Select all lines in the records that include "connections".

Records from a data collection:
* * * * * * * * *
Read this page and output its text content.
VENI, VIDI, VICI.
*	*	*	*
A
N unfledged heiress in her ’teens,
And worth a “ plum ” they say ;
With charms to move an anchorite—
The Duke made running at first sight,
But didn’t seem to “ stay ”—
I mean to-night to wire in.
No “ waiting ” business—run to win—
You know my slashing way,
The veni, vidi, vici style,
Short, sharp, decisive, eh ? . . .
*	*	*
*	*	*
* * * * * * * * *
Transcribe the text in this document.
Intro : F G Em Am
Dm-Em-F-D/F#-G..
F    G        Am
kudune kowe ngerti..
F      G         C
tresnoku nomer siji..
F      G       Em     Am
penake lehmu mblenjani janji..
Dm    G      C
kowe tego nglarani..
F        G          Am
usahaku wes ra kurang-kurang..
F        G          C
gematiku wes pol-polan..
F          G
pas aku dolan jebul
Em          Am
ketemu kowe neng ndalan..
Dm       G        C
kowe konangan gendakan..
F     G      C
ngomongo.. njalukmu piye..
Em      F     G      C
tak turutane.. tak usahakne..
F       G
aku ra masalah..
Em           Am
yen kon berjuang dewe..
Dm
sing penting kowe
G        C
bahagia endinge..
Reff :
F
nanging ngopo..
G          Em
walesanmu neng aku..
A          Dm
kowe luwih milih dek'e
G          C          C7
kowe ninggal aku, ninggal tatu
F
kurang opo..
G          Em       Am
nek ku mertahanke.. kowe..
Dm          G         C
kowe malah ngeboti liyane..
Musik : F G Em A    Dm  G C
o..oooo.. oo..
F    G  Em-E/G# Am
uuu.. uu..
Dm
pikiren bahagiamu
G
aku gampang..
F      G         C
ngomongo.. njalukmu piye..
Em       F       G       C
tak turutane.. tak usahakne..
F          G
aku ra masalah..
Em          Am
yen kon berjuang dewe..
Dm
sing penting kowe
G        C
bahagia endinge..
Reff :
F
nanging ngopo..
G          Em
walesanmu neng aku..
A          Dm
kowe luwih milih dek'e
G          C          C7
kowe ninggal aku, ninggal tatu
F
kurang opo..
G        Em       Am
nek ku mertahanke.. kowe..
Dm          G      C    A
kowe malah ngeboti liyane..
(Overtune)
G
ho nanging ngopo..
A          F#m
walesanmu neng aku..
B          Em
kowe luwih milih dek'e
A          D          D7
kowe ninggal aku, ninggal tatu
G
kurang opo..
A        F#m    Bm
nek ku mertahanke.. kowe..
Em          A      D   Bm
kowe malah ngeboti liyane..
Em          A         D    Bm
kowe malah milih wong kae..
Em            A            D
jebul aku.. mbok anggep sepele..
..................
* * * * * * * * *
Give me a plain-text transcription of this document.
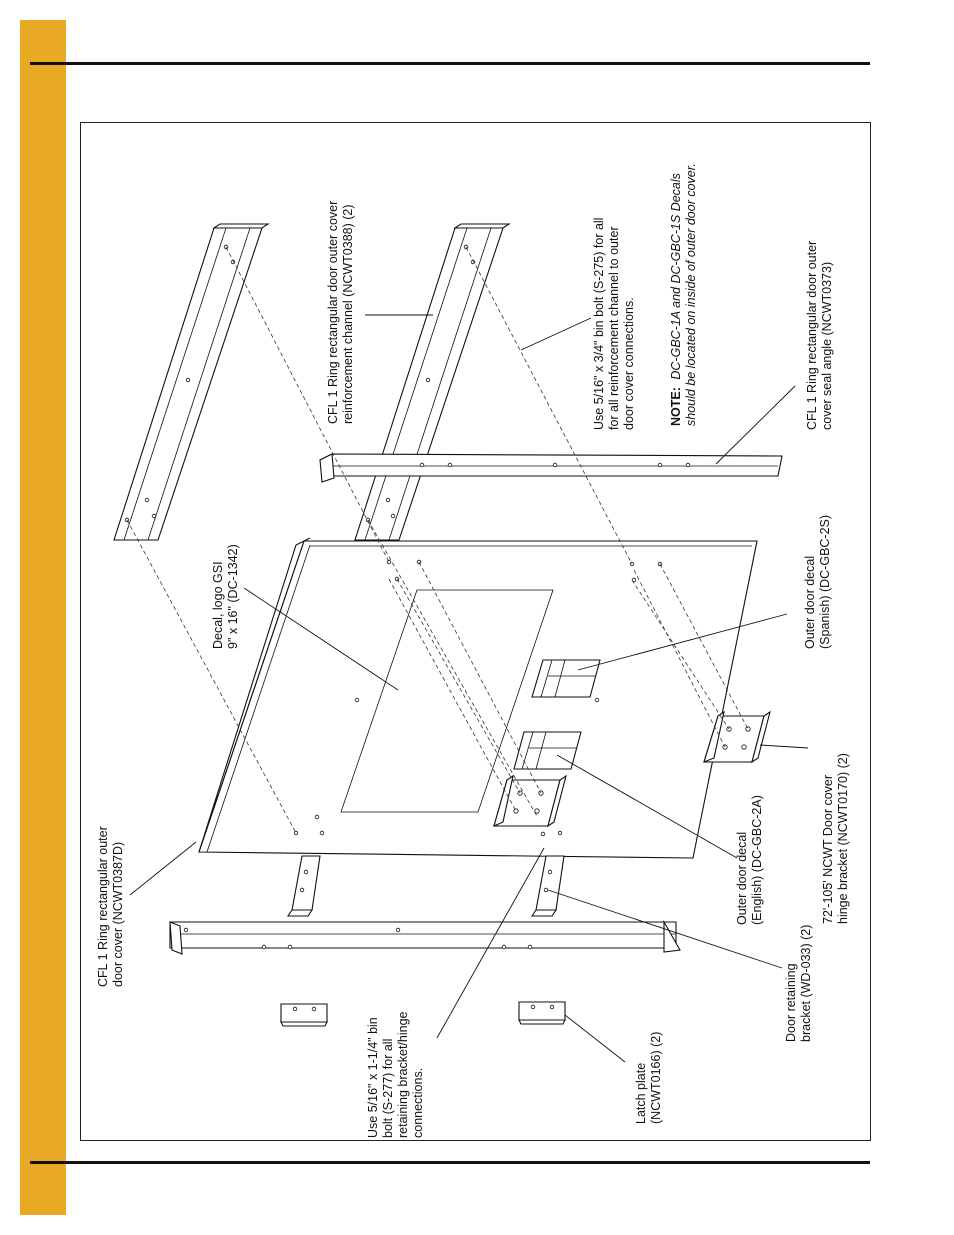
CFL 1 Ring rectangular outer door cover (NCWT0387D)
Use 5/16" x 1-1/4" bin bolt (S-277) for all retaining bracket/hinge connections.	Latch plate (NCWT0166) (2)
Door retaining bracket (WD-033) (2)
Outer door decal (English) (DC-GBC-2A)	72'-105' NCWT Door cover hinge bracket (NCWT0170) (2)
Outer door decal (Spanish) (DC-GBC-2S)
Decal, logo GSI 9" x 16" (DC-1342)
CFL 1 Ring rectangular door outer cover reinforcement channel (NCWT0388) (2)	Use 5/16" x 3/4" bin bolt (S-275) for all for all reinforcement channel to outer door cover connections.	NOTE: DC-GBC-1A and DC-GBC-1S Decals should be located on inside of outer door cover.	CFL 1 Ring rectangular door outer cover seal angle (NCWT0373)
* * * * * * * * *
» Exercise response:
Use 5/16" x 1-1/4" bin bolt (S-277) for all retaining bracket/hinge connections.	Latch plate (NCWT0166) (2)
CFL 1 Ring rectangular door outer cover reinforcement channel (NCWT0388) (2)	Use 5/16" x 3/4" bin bolt (S-275) for all for all reinforcement channel to outer door cover connections.	NOTE: DC-GBC-1A and DC-GBC-1S Decals should be located on inside of outer door cover.	CFL 1 Ring rectangular door outer cover seal angle (NCWT0373)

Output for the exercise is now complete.